TASK STATEMENT:
Set down all of the entries word for word, omitting the images they contain.

STORED RECORDS:
※ ※ ※

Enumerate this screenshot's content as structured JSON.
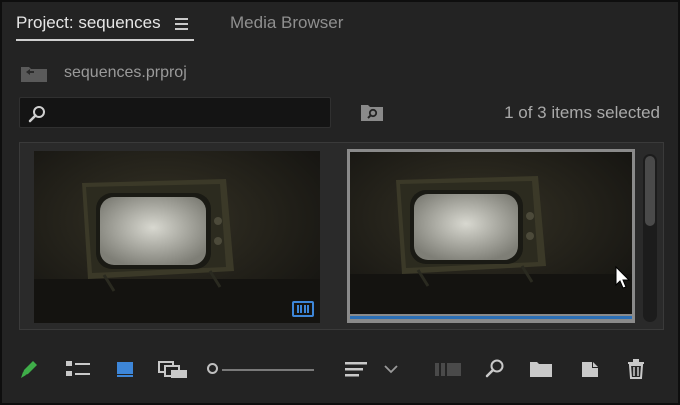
{
  "tabs": {
    "project_label": "Project: sequences",
    "media_browser_label": "Media Browser"
  },
  "project_file": {
    "name": "sequences.prproj"
  },
  "search": {
    "value": "",
    "placeholder": ""
  },
  "selection_status": "1 of 3 items selected",
  "thumbnails": [
    {
      "name": "thumbnail-1",
      "selected": false,
      "is_sequence": true
    },
    {
      "name": "thumbnail-2",
      "selected": true,
      "is_sequence": false
    }
  ],
  "colors": {
    "accent_blue": "#3d86d8",
    "pencil_green": "#3fae49",
    "panel_bg": "#232323"
  },
  "toolbar": {
    "icons": [
      "pencil-icon",
      "list-view-icon",
      "icon-view-icon",
      "freeform-view-icon",
      "zoom-slider",
      "sort-icon",
      "chevron-down-icon",
      "automate-to-sequence-icon",
      "find-icon",
      "new-bin-icon",
      "new-item-icon",
      "clear-icon"
    ]
  }
}
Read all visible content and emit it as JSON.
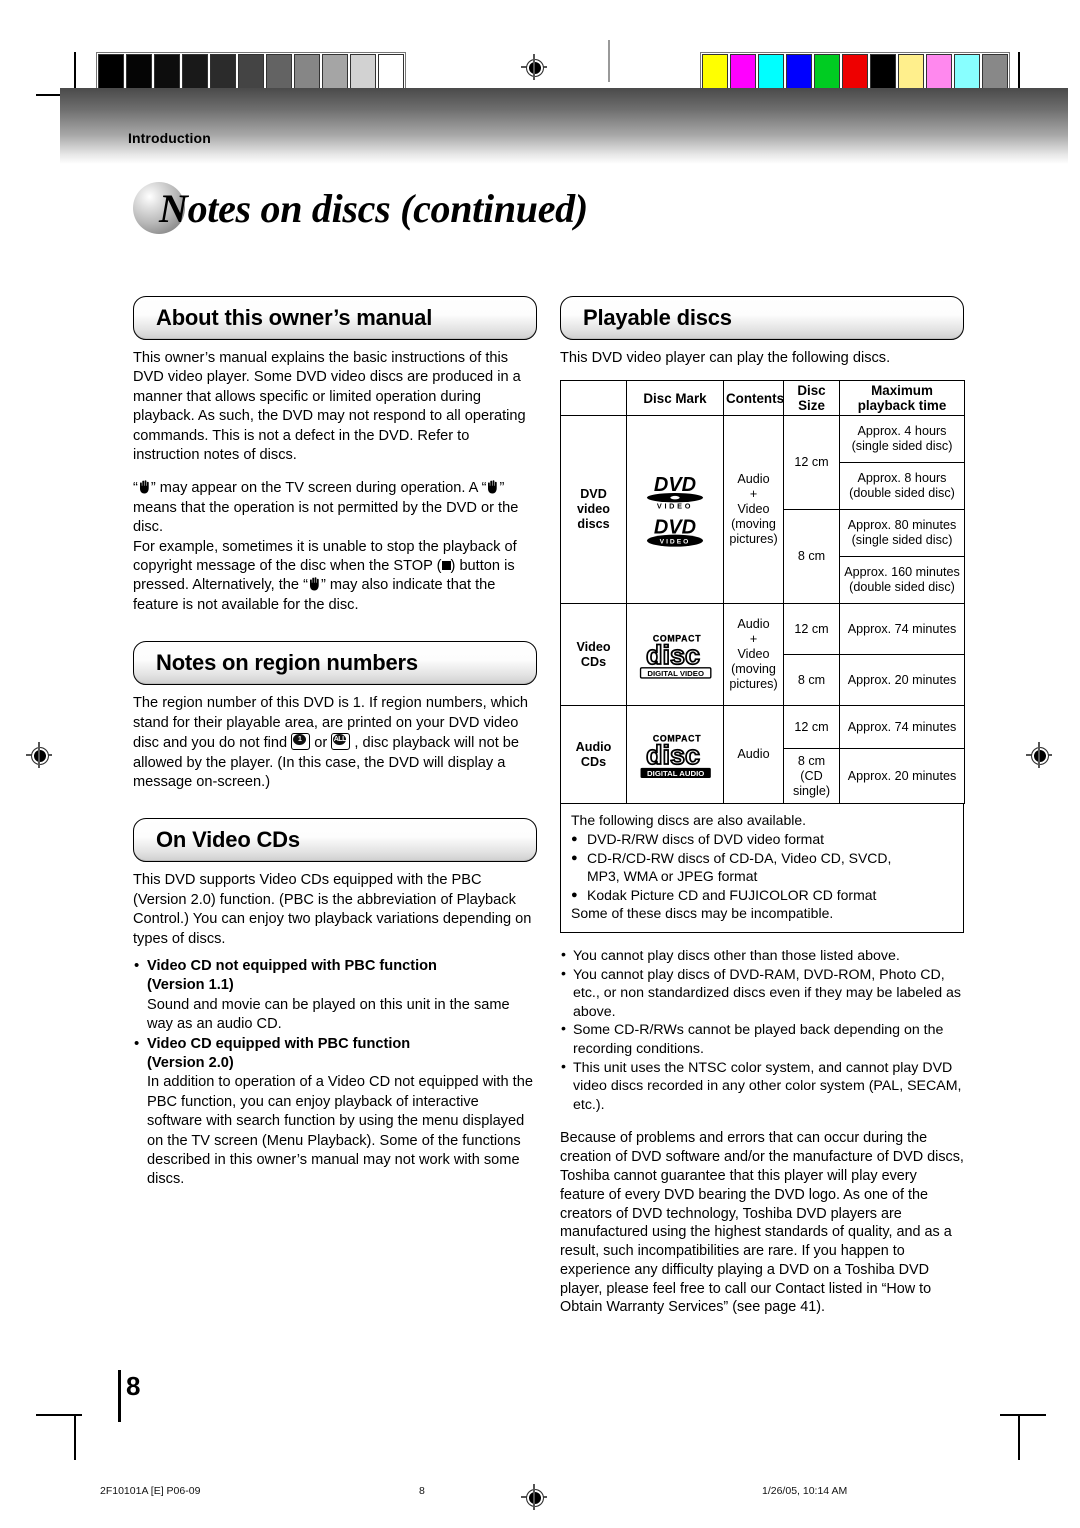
{
  "header": {
    "section_label": "Introduction",
    "title": "Notes on discs (continued)"
  },
  "calibration": {
    "gray_steps": [
      "#000000",
      "#050505",
      "#0d0d0d",
      "#191919",
      "#2b2b2b",
      "#444444",
      "#636363",
      "#868686",
      "#a5a5a5",
      "#d2d2d2",
      "#ffffff"
    ],
    "color_steps": [
      "#ffff00",
      "#ff00ff",
      "#00ffff",
      "#0000ff",
      "#00cc22",
      "#ee0000",
      "#000000",
      "#ffef8c",
      "#ff88ee",
      "#88ffff",
      "#888888"
    ]
  },
  "left": {
    "s1": {
      "heading": "About this owner’s manual",
      "p1": "This owner’s manual explains the basic instructions of this DVD video player. Some DVD video discs are produced in a manner that allows specific or limited operation during playback. As such, the DVD may not respond to all operating commands. This is not a defect in the DVD. Refer to instruction notes of discs.",
      "p2a": "“",
      "p2b": "” may appear on the TV screen during operation. A “",
      "p2c": "” means that the operation is not permitted by the DVD or the disc.",
      "p3a": "For example, sometimes it is unable to stop the playback of copyright message of the disc when the STOP (",
      "p3b": ") button is pressed. Alternatively, the “",
      "p3c": "” may also indicate that the feature is not available for the disc."
    },
    "s2": {
      "heading": "Notes on region numbers",
      "p1a": "The region number of this DVD is 1. If region numbers, which stand for their playable area, are printed on your DVD video disc and you do not find ",
      "p1_icon1": "1",
      "p1b": " or ",
      "p1_icon2": "ALL",
      "p1c": " , disc playback will not be allowed by the player. (In this case, the DVD will display a message on-screen.)"
    },
    "s3": {
      "heading": "On Video CDs",
      "p1": "This DVD supports Video CDs equipped with the PBC (Version 2.0) function. (PBC is the abbreviation of Playback Control.) You can enjoy two playback variations depending on types of discs.",
      "b1_title": "Video CD not equipped with PBC function",
      "b1_ver": "(Version 1.1)",
      "b1_text": "Sound and movie can be played on this unit in the same way as an audio CD.",
      "b2_title": "Video CD equipped with PBC function",
      "b2_ver": "(Version 2.0)",
      "b2_text": "In addition to operation of a Video CD not equipped with the PBC function, you can enjoy playback of interactive software with search function by using the menu displayed on the TV screen (Menu Playback). Some of the functions described in this owner’s manual may not work with some discs."
    }
  },
  "right": {
    "heading": "Playable discs",
    "intro": "This DVD video player can play the following discs.",
    "table": {
      "headers": [
        "",
        "Disc Mark",
        "Contents",
        "Disc Size",
        "Maximum playback time"
      ],
      "header_disc_size_l1": "Disc",
      "header_disc_size_l2": "Size",
      "header_max_l1": "Maximum",
      "header_max_l2": "playback time",
      "rows": [
        {
          "category": "DVD video discs",
          "category_lines": [
            "DVD",
            "video",
            "discs"
          ],
          "mark": "dvd-video-logo",
          "contents_lines": [
            "Audio",
            "+",
            "Video",
            "(moving",
            "pictures)"
          ],
          "sizes": [
            {
              "size": "12 cm",
              "times": [
                "Approx. 4 hours",
                "(single sided disc)",
                "Approx. 8 hours",
                "(double sided disc)"
              ]
            },
            {
              "size": "8 cm",
              "times": [
                "Approx. 80 minutes",
                "(single sided disc)",
                "Approx. 160 minutes",
                "(double sided disc)"
              ]
            }
          ]
        },
        {
          "category": "Video CDs",
          "category_lines": [
            "Video",
            "CDs"
          ],
          "mark": "compact-disc-digital-video-logo",
          "mark_top": "COMPACT",
          "mark_word": "disc",
          "mark_bottom": "DIGITAL VIDEO",
          "contents_lines": [
            "Audio",
            "+",
            "Video",
            "(moving",
            "pictures)"
          ],
          "sizes": [
            {
              "size": "12 cm",
              "times": [
                "Approx. 74 minutes"
              ]
            },
            {
              "size": "8 cm",
              "times": [
                "Approx. 20 minutes"
              ]
            }
          ]
        },
        {
          "category": "Audio CDs",
          "category_lines": [
            "Audio",
            "CDs"
          ],
          "mark": "compact-disc-digital-audio-logo",
          "mark_top": "COMPACT",
          "mark_word": "disc",
          "mark_bottom": "DIGITAL AUDIO",
          "contents_lines": [
            "Audio"
          ],
          "sizes": [
            {
              "size": "12 cm",
              "times": [
                "Approx. 74 minutes"
              ]
            },
            {
              "size": "8 cm (CD single)",
              "size_lines": [
                "8 cm",
                "(CD",
                "single)"
              ],
              "times": [
                "Approx. 20 minutes"
              ]
            }
          ]
        }
      ]
    },
    "available": {
      "intro": "The following discs are also available.",
      "items": [
        "DVD-R/RW discs of DVD video format",
        "CD-R/CD-RW discs of CD-DA, Video CD, SVCD,",
        "Kodak Picture CD and FUJICOLOR CD format"
      ],
      "item2_cont": "MP3, WMA or JPEG format",
      "outro": "Some of these discs may be incompatible."
    },
    "notes": [
      "You cannot play discs other than those listed above.",
      "You cannot play discs of DVD-RAM, DVD-ROM, Photo CD, etc., or non standardized discs even if they may be labeled as above.",
      "Some CD-R/RWs cannot be played back depending on the recording conditions.",
      "This unit uses the NTSC color system, and cannot play DVD video discs recorded in any other color system (PAL, SECAM, etc.)."
    ],
    "closing": "Because of problems and errors that can occur during the creation of DVD software and/or the manufacture of DVD discs, Toshiba cannot guarantee that this player will play every feature of every DVD bearing the DVD logo.  As one of the creators of DVD technology, Toshiba DVD players are manufactured using the highest standards of quality, and as a result, such incompatibilities are rare.  If you happen to experience any difficulty playing a DVD on a Toshiba DVD player, please feel free to call our Contact listed in “How to Obtain Warranty Services” (see page 41)."
  },
  "page_number": "8",
  "footer": {
    "file_id": "2F10101A [E] P06-09",
    "page": "8",
    "timestamp": "1/26/05, 10:14 AM"
  }
}
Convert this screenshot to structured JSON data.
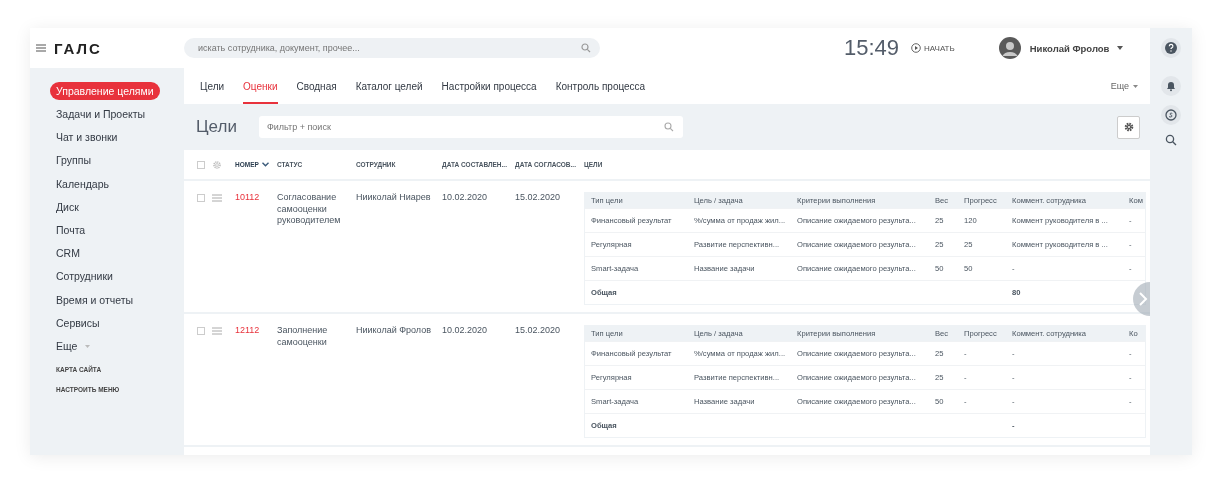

※ ※ ※

ANSWER BELOW:
Enumerate this screenshot's content as structured JSON.
{
  "tabs": {
    "project_label": "Project: sequences",
    "media_browser_label": "Media Browser"
  },
  "project_file": {
    "name": "sequences.prproj"
  },
  "search": {
    "value": "",
    "placeholder": ""
  },
  "selection_status": "1 of 3 items selected",
  "thumbnails": [
    {
      "name": "thumbnail-1",
      "selected": false,
      "is_sequence": true
    },
    {
      "name": "thumbnail-2",
      "selected": true,
      "is_sequence": false
    }
  ],
  "colors": {
    "accent_blue": "#3d86d8",
    "pencil_green": "#3fae49",
    "panel_bg": "#232323"
  },
  "toolbar": {
    "icons": [
      "pencil-icon",
      "list-view-icon",
      "icon-view-icon",
      "freeform-view-icon",
      "zoom-slider",
      "sort-icon",
      "chevron-down-icon",
      "automate-to-sequence-icon",
      "find-icon",
      "new-bin-icon",
      "new-item-icon",
      "clear-icon"
    ]
  }
}
Read all visible content and emit it as JSON.
{
  "header": {
    "section_label": "Introduction",
    "title": "Notes on discs (continued)"
  },
  "calibration": {
    "gray_steps": [
      "#000000",
      "#050505",
      "#0d0d0d",
      "#191919",
      "#2b2b2b",
      "#444444",
      "#636363",
      "#868686",
      "#a5a5a5",
      "#d2d2d2",
      "#ffffff"
    ],
    "color_steps": [
      "#ffff00",
      "#ff00ff",
      "#00ffff",
      "#0000ff",
      "#00cc22",
      "#ee0000",
      "#000000",
      "#ffef8c",
      "#ff88ee",
      "#88ffff",
      "#888888"
    ]
  },
  "left": {
    "s1": {
      "heading": "About this owner’s manual",
      "p1": "This owner’s manual explains the basic instructions of this DVD video player. Some DVD video discs are produced in a manner that allows specific or limited operation during playback. As such, the DVD may not respond to all operating commands. This is not a defect in the DVD. Refer to instruction notes of discs.",
      "p2a": "“",
      "p2b": "” may appear on the TV screen during operation. A “",
      "p2c": "” means that the operation is not permitted by the DVD or the disc.",
      "p3a": "For example, sometimes it is unable to stop the playback of copyright message of the disc when the STOP (",
      "p3b": ") button is pressed. Alternatively, the “",
      "p3c": "” may also indicate that the feature is not available for the disc."
    },
    "s2": {
      "heading": "Notes on region numbers",
      "p1a": "The region number of this DVD is 1. If region numbers, which stand for their playable area, are printed on your DVD video disc and you do not find ",
      "p1_icon1": "1",
      "p1b": " or ",
      "p1_icon2": "ALL",
      "p1c": " , disc playback will not be allowed by the player. (In this case, the DVD will display a message on-screen.)"
    },
    "s3": {
      "heading": "On Video CDs",
      "p1": "This DVD supports Video CDs equipped with the PBC (Version 2.0) function. (PBC is the abbreviation of Playback Control.) You can enjoy two playback variations depending on types of discs.",
      "b1_title": "Video CD not equipped with PBC function",
      "b1_ver": "(Version 1.1)",
      "b1_text": "Sound and movie can be played on this unit in the same way as an audio CD.",
      "b2_title": "Video CD equipped with PBC function",
      "b2_ver": "(Version 2.0)",
      "b2_text": "In addition to operation of a Video CD not equipped with the PBC function, you can enjoy playback of interactive software with search function by using the menu displayed on the TV screen (Menu Playback). Some of the functions described in this owner’s manual may not work with some discs."
    }
  },
  "right": {
    "heading": "Playable discs",
    "intro": "This DVD video player can play the following discs.",
    "table": {
      "headers": [
        "",
        "Disc Mark",
        "Contents",
        "Disc Size",
        "Maximum playback time"
      ],
      "header_disc_size_l1": "Disc",
      "header_disc_size_l2": "Size",
      "header_max_l1": "Maximum",
      "header_max_l2": "playback time",
      "rows": [
        {
          "category": "DVD video discs",
          "category_lines": [
            "DVD",
            "video",
            "discs"
          ],
          "mark": "dvd-video-logo",
          "contents_lines": [
            "Audio",
            "+",
            "Video",
            "(moving",
            "pictures)"
          ],
          "sizes": [
            {
              "size": "12 cm",
              "times": [
                "Approx. 4 hours",
                "(single sided disc)",
                "Approx. 8 hours",
                "(double sided disc)"
              ]
            },
            {
              "size": "8 cm",
              "times": [
                "Approx. 80 minutes",
                "(single sided disc)",
                "Approx. 160 minutes",
                "(double sided disc)"
              ]
            }
          ]
        },
        {
          "category": "Video CDs",
          "category_lines": [
            "Video",
            "CDs"
          ],
          "mark": "compact-disc-digital-video-logo",
          "mark_top": "COMPACT",
          "mark_word": "disc",
          "mark_bottom": "DIGITAL VIDEO",
          "contents_lines": [
            "Audio",
            "+",
            "Video",
            "(moving",
            "pictures)"
          ],
          "sizes": [
            {
              "size": "12 cm",
              "times": [
                "Approx. 74 minutes"
              ]
            },
            {
              "size": "8 cm",
              "times": [
                "Approx. 20 minutes"
              ]
            }
          ]
        },
        {
          "category": "Audio CDs",
          "category_lines": [
            "Audio",
            "CDs"
          ],
          "mark": "compact-disc-digital-audio-logo",
          "mark_top": "COMPACT",
          "mark_word": "disc",
          "mark_bottom": "DIGITAL AUDIO",
          "contents_lines": [
            "Audio"
          ],
          "sizes": [
            {
              "size": "12 cm",
              "times": [
                "Approx. 74 minutes"
              ]
            },
            {
              "size": "8 cm (CD single)",
              "size_lines": [
                "8 cm",
                "(CD",
                "single)"
              ],
              "times": [
                "Approx. 20 minutes"
              ]
            }
          ]
        }
      ]
    },
    "available": {
      "intro": "The following discs are also available.",
      "items": [
        "DVD-R/RW discs of DVD video format",
        "CD-R/CD-RW discs of CD-DA, Video CD, SVCD,",
        "Kodak Picture CD and FUJICOLOR CD format"
      ],
      "item2_cont": "MP3, WMA or JPEG format",
      "outro": "Some of these discs may be incompatible."
    },
    "notes": [
      "You cannot play discs other than those listed above.",
      "You cannot play discs of DVD-RAM, DVD-ROM, Photo CD, etc., or non standardized discs even if they may be labeled as above.",
      "Some CD-R/RWs cannot be played back depending on the recording conditions.",
      "This unit uses the NTSC color system, and cannot play DVD video discs recorded in any other color system (PAL, SECAM, etc.)."
    ],
    "closing": "Because of problems and errors that can occur during the creation of DVD software and/or the manufacture of DVD discs, Toshiba cannot guarantee that this player will play every feature of every DVD bearing the DVD logo.  As one of the creators of DVD technology, Toshiba DVD players are manufactured using the highest standards of quality, and as a result, such incompatibilities are rare.  If you happen to experience any difficulty playing a DVD on a Toshiba DVD player, please feel free to call our Contact listed in “How to Obtain Warranty Services” (see page 41)."
  },
  "page_number": "8",
  "footer": {
    "file_id": "2F10101A [E] P06-09",
    "page": "8",
    "timestamp": "1/26/05, 10:14 AM"
  }
}
Convert this screenshot to structured JSON data.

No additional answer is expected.